[Records]
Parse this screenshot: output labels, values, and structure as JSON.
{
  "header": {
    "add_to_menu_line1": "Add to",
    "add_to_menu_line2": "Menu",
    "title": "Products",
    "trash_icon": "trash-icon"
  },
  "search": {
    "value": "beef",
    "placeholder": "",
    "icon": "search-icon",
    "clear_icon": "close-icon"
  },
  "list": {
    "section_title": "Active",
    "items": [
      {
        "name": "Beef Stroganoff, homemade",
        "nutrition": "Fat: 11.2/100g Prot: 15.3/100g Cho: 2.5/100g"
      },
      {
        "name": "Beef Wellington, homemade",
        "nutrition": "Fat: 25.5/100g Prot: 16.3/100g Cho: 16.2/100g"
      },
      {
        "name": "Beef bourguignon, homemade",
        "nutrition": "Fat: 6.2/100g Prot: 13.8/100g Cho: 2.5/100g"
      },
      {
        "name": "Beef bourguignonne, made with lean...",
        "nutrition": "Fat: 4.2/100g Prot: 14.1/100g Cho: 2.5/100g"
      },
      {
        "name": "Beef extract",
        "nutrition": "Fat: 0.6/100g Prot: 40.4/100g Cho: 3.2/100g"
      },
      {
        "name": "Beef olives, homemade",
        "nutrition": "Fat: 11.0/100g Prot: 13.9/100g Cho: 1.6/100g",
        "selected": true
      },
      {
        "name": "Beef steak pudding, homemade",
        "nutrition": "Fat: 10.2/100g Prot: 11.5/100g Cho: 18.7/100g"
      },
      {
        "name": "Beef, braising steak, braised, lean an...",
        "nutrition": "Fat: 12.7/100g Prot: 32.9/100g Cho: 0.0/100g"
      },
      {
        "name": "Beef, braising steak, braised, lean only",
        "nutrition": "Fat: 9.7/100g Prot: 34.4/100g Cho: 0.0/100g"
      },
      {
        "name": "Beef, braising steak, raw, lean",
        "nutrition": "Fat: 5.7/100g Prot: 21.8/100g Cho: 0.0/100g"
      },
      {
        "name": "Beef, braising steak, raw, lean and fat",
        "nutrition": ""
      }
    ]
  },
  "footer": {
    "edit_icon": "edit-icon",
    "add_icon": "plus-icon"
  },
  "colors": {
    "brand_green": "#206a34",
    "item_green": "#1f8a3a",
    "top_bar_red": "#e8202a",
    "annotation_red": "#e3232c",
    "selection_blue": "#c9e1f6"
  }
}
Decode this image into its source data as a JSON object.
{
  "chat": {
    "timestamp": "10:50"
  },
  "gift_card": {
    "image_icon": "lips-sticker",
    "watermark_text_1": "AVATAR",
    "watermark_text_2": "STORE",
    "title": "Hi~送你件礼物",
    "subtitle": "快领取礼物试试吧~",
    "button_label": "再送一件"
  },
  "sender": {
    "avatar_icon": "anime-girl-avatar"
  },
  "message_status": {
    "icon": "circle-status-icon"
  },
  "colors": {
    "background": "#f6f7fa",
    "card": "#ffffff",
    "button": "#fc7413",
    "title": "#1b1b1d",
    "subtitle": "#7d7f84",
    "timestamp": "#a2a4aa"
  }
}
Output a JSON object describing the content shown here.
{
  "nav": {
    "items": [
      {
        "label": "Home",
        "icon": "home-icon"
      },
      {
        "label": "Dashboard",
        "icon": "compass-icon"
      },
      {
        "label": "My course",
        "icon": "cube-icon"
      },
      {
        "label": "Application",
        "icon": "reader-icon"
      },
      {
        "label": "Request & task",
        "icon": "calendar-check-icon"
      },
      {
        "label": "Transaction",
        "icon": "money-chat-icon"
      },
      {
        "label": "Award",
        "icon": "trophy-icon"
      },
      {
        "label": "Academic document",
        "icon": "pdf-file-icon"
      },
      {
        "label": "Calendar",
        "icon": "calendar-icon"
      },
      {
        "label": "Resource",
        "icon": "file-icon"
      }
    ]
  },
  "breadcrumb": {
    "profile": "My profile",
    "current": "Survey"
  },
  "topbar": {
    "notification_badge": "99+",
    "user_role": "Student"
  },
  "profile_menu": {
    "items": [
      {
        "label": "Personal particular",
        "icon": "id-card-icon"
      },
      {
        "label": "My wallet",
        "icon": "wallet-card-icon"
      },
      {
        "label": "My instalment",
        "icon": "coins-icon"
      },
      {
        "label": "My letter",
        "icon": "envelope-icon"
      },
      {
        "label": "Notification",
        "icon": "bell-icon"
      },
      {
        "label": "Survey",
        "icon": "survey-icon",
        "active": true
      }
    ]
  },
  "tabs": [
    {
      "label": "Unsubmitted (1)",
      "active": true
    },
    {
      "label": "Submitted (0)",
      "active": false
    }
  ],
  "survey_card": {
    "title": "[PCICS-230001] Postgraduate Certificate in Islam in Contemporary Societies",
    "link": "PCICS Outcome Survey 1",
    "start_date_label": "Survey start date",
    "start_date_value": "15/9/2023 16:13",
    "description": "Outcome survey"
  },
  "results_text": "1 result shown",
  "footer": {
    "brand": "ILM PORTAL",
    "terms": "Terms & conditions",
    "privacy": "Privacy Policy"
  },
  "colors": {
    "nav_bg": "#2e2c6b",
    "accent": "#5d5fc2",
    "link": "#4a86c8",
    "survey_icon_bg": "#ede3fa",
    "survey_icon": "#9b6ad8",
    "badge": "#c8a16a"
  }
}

EXERCISE DESCRIPTION:
Copy all lines from the material that include "nutrition".

ANSWER FOR THIS EXERCISE:
        "nutrition": "Fat: 11.2/100g Prot: 15.3/100g Cho: 2.5/100g"
        "nutrition": "Fat: 25.5/100g Prot: 16.3/100g Cho: 16.2/100g"
        "nutrition": "Fat: 6.2/100g Prot: 13.8/100g Cho: 2.5/100g"
        "nutrition": "Fat: 4.2/100g Prot: 14.1/100g Cho: 2.5/100g"
        "nutrition": "Fat: 0.6/100g Prot: 40.4/100g Cho: 3.2/100g"
        "nutrition": "Fat: 11.0/100g Prot: 13.9/100g Cho: 1.6/100g",
        "nutrition": "Fat: 10.2/100g Prot: 11.5/100g Cho: 18.7/100g"
        "nutrition": "Fat: 12.7/100g Prot: 32.9/100g Cho: 0.0/100g"
        "nutrition": "Fat: 9.7/100g Prot: 34.4/100g Cho: 0.0/100g"
        "nutrition": "Fat: 5.7/100g Prot: 21.8/100g Cho: 0.0/100g"
        "nutrition": ""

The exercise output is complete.